Start Entries shown

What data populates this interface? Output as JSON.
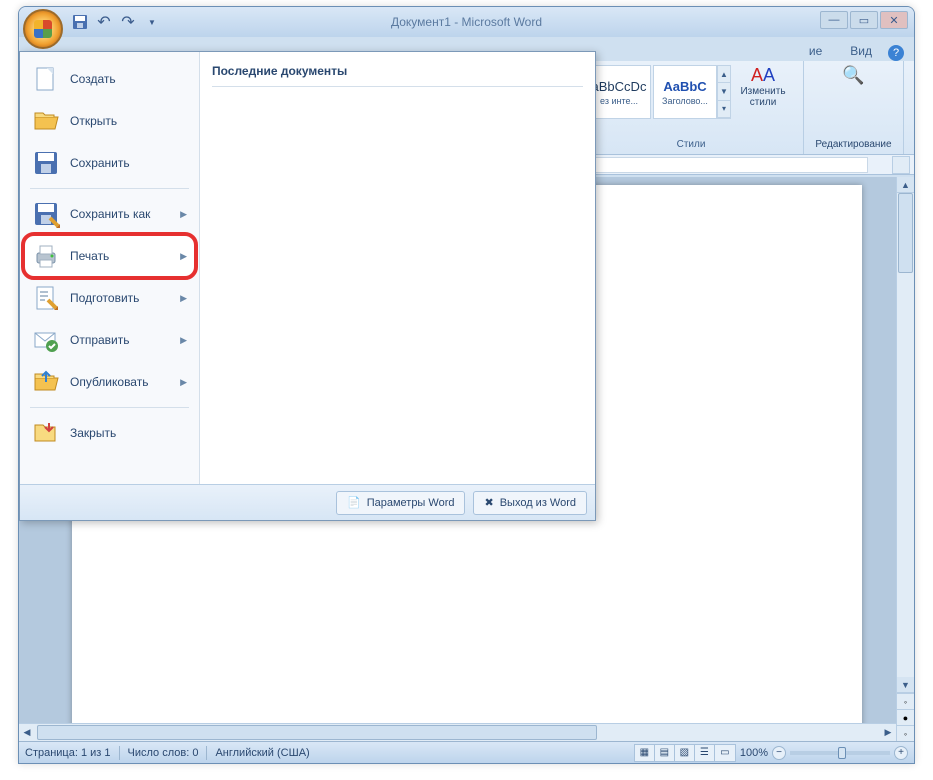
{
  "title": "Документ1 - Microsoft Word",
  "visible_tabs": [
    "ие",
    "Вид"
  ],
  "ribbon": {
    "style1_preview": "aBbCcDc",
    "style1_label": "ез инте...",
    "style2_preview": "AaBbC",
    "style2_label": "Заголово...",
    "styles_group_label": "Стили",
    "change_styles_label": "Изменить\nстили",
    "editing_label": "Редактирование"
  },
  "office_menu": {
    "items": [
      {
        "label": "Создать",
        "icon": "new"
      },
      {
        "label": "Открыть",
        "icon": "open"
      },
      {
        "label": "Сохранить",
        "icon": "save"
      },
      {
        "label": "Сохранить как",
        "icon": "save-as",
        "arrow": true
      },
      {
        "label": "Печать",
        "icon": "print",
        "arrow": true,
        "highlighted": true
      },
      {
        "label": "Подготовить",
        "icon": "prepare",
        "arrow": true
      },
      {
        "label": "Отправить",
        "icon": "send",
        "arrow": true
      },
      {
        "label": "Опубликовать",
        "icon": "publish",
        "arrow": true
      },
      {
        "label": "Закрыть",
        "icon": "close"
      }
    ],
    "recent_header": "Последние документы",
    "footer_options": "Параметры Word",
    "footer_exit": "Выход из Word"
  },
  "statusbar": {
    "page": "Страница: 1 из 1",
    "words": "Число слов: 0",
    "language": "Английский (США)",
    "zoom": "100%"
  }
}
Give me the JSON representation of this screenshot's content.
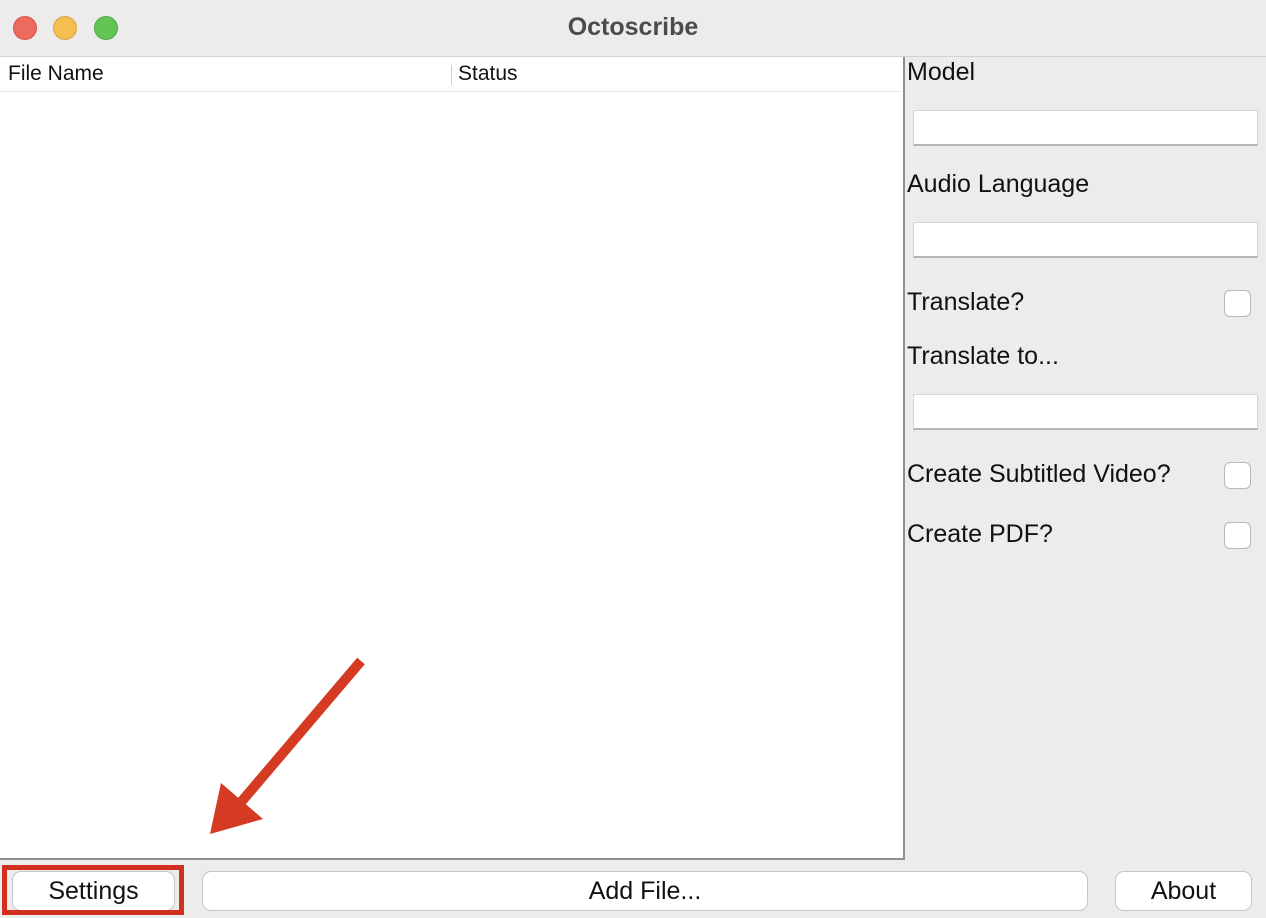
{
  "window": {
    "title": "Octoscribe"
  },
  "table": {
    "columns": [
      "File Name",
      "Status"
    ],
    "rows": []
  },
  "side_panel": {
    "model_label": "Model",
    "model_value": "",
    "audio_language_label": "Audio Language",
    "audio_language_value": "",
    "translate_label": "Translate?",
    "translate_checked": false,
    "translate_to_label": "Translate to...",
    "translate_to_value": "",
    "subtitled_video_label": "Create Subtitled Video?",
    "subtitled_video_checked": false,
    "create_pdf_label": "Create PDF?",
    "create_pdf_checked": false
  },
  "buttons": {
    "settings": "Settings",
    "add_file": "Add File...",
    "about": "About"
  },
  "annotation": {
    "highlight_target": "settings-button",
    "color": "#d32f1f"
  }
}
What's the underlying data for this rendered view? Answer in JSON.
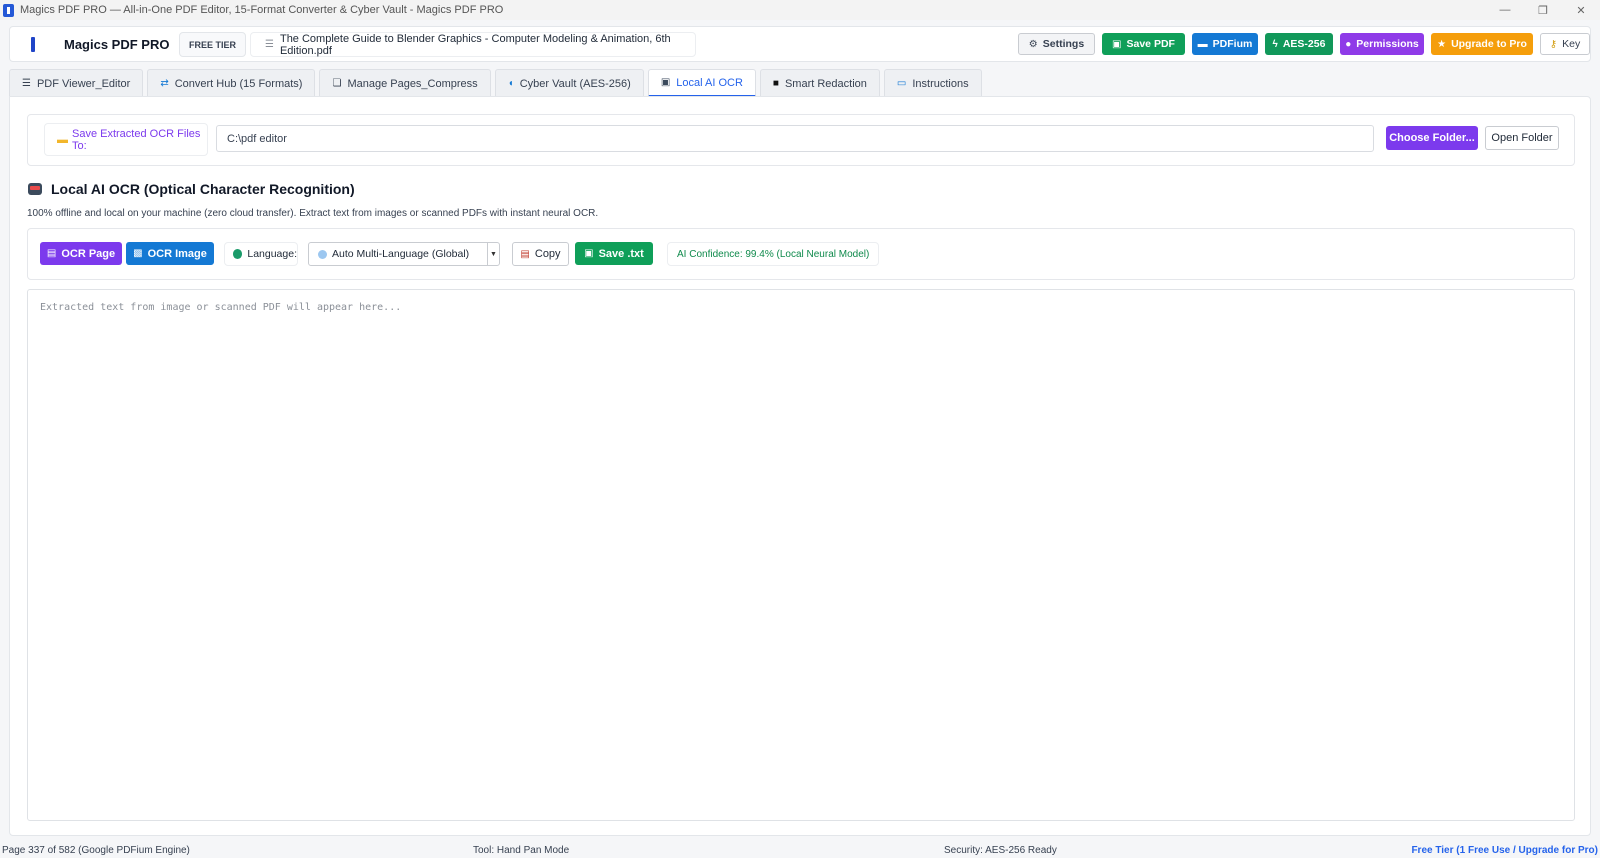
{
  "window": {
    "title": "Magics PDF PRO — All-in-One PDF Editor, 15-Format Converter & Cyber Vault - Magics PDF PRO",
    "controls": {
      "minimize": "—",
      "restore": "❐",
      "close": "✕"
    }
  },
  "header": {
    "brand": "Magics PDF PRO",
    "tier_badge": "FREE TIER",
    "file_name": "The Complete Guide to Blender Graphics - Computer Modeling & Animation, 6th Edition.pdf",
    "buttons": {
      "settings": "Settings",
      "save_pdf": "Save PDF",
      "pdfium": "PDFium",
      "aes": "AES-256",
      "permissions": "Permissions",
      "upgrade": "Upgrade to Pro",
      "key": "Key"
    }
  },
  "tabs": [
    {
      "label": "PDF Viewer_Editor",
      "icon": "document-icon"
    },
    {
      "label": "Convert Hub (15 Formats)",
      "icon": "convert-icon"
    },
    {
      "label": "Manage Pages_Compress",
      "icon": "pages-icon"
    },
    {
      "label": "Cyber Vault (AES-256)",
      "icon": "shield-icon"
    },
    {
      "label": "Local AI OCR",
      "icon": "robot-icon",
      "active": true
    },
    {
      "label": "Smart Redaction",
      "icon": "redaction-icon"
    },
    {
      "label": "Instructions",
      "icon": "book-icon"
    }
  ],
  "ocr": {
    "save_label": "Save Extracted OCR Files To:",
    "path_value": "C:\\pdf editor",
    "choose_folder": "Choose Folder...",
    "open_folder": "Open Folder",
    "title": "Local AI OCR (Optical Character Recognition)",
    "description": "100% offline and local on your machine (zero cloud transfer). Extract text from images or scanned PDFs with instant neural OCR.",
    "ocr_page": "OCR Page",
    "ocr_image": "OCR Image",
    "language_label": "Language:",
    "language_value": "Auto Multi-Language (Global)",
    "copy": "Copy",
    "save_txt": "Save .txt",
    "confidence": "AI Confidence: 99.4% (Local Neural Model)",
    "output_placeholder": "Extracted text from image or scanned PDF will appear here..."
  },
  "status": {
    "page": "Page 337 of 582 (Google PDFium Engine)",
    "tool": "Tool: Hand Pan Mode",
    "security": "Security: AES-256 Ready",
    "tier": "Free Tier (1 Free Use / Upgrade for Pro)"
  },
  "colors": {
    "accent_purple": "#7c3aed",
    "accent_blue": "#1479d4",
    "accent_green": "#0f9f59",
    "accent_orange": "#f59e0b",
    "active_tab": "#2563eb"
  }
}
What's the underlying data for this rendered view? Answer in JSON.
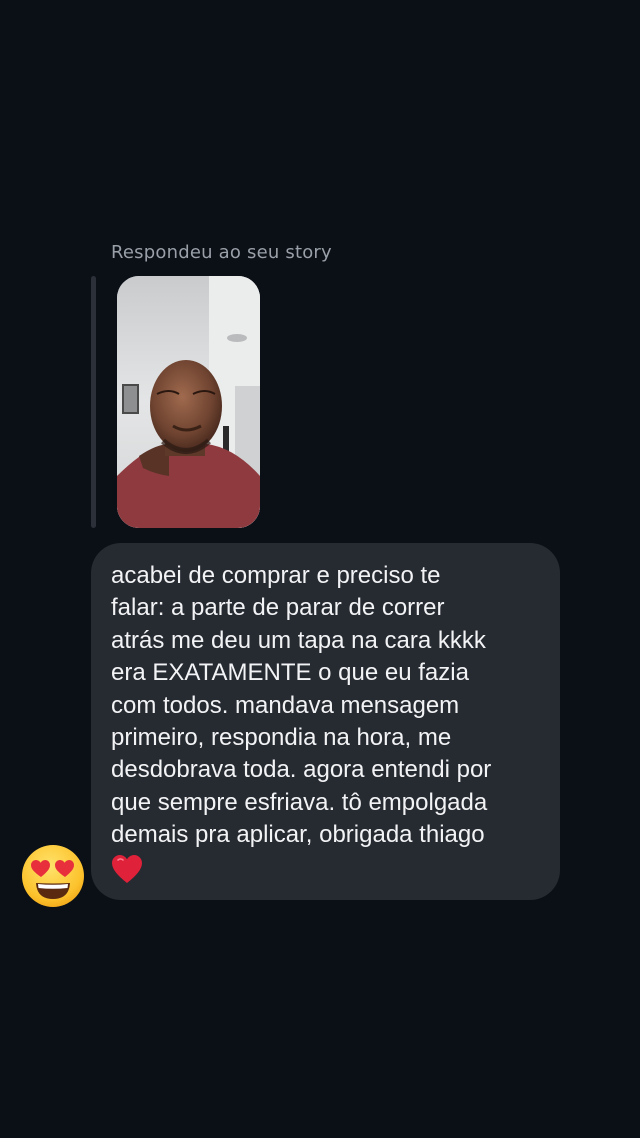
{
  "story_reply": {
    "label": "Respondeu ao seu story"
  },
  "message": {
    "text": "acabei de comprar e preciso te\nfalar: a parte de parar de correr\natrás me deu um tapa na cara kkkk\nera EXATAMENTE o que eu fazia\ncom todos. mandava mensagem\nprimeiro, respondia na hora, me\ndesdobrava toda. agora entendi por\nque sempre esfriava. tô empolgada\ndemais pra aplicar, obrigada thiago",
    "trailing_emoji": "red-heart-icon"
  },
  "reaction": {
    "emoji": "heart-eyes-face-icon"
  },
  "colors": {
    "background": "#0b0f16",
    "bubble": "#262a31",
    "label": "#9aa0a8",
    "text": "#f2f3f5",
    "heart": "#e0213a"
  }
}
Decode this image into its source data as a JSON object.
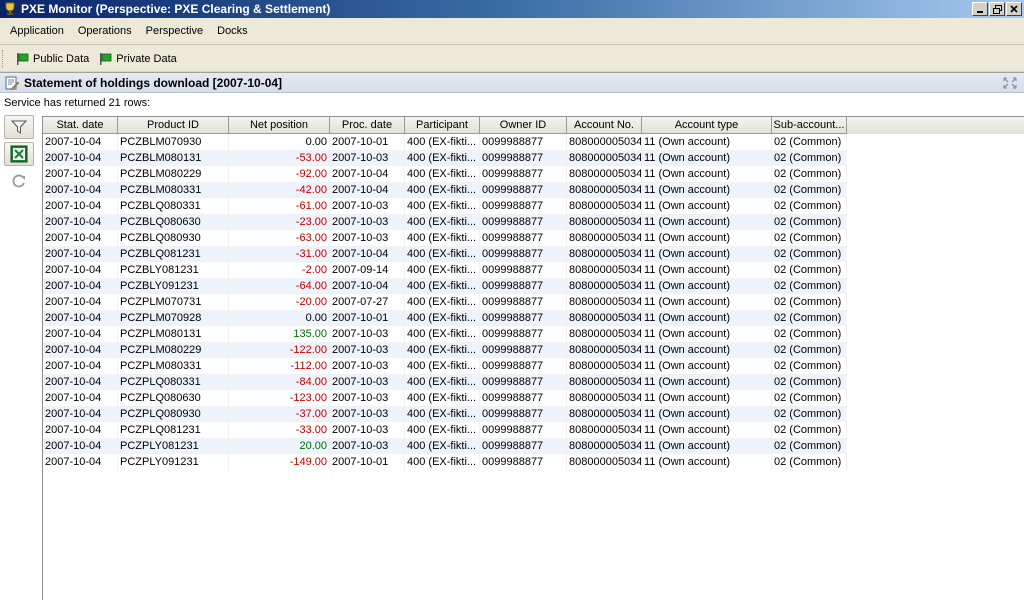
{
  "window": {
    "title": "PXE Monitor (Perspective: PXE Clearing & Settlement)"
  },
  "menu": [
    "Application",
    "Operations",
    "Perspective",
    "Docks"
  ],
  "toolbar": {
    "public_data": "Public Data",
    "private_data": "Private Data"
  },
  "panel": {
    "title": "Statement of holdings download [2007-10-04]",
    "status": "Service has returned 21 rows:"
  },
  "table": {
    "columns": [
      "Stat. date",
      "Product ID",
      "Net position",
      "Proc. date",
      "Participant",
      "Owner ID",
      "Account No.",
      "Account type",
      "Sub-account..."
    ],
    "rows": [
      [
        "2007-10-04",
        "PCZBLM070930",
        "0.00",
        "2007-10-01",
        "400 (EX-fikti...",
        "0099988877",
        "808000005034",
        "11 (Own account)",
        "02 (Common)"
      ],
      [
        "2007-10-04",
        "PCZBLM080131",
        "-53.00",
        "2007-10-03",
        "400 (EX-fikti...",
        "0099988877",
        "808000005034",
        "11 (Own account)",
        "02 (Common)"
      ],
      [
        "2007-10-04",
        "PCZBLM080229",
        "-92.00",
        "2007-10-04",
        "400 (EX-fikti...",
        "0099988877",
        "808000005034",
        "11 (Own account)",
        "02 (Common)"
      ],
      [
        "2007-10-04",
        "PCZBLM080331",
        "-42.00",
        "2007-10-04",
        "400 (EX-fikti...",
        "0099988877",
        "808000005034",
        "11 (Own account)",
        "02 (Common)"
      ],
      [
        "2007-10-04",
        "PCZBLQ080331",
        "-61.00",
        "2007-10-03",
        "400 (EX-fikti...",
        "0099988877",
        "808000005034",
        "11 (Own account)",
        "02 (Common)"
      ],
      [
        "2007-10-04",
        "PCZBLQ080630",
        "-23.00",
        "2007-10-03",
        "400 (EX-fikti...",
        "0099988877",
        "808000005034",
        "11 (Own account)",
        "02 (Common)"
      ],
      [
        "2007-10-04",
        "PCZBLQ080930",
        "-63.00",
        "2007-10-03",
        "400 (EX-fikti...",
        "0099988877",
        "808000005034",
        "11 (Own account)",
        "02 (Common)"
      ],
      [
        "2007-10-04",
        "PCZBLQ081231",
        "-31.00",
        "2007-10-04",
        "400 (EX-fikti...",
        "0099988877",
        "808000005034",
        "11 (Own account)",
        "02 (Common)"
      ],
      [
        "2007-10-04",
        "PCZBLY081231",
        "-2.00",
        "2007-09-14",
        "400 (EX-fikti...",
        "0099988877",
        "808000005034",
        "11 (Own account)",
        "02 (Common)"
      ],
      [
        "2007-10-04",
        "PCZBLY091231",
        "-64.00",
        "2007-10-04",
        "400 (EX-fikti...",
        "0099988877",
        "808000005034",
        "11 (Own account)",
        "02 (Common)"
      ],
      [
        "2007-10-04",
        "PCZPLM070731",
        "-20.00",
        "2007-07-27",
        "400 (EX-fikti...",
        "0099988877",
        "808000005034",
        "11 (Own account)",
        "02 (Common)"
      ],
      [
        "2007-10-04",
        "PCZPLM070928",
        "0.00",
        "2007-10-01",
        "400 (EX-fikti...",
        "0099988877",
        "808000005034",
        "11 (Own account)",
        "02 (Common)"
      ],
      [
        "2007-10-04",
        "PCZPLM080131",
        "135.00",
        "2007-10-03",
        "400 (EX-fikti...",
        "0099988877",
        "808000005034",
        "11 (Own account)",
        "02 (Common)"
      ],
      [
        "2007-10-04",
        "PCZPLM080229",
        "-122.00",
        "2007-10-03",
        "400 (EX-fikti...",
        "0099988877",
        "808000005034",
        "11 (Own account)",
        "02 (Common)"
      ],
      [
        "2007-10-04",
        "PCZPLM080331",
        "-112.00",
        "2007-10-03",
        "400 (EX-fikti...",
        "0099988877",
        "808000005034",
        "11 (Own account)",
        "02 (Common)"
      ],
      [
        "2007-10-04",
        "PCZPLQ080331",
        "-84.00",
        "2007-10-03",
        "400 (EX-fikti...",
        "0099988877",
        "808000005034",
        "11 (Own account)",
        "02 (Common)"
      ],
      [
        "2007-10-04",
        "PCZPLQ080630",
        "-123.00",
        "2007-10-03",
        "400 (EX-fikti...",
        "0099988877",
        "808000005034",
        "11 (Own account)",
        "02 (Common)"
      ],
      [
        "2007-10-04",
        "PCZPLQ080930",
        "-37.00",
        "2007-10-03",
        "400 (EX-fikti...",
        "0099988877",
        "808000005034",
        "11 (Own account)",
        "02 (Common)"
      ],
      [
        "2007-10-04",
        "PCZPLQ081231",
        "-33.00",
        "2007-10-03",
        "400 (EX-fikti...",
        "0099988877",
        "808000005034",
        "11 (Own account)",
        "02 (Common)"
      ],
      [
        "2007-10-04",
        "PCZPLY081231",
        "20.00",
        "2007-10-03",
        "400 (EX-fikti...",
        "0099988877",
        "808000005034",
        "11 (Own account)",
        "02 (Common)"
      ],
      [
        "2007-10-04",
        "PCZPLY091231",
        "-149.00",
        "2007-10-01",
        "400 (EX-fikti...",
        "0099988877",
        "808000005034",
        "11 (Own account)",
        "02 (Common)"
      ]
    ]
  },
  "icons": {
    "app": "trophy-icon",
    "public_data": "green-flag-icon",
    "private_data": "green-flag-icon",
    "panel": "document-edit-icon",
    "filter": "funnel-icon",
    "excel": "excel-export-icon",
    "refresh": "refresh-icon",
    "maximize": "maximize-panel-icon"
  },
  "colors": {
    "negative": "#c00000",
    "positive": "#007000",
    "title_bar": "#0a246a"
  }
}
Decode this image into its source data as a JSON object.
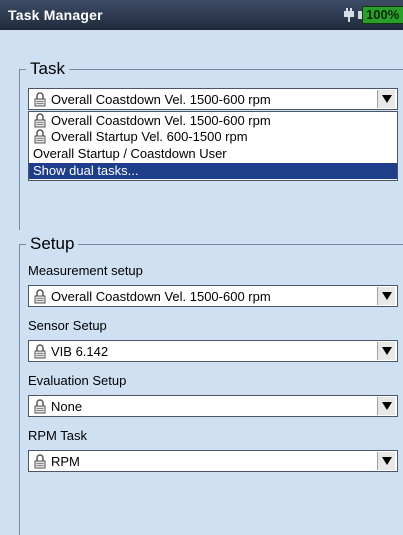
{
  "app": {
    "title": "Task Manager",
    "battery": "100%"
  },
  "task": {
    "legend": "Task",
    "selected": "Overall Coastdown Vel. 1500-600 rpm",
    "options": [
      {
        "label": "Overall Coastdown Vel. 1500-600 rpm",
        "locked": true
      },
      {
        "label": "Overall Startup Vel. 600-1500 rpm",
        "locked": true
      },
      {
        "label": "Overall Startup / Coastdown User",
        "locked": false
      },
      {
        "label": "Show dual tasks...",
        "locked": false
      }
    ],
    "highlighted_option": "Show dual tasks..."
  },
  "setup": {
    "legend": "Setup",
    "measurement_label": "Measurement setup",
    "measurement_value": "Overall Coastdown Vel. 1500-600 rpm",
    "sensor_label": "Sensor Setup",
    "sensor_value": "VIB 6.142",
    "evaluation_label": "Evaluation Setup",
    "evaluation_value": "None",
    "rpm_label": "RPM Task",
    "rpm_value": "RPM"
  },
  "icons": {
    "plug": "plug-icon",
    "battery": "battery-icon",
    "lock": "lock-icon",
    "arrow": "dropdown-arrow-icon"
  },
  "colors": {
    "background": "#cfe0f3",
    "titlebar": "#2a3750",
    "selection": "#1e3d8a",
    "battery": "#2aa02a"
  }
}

End Entries shown

■ Directions for this task ■
Look through the material above and work out how many of its lines contain "background". State the number only.

■ Response to this task ■
2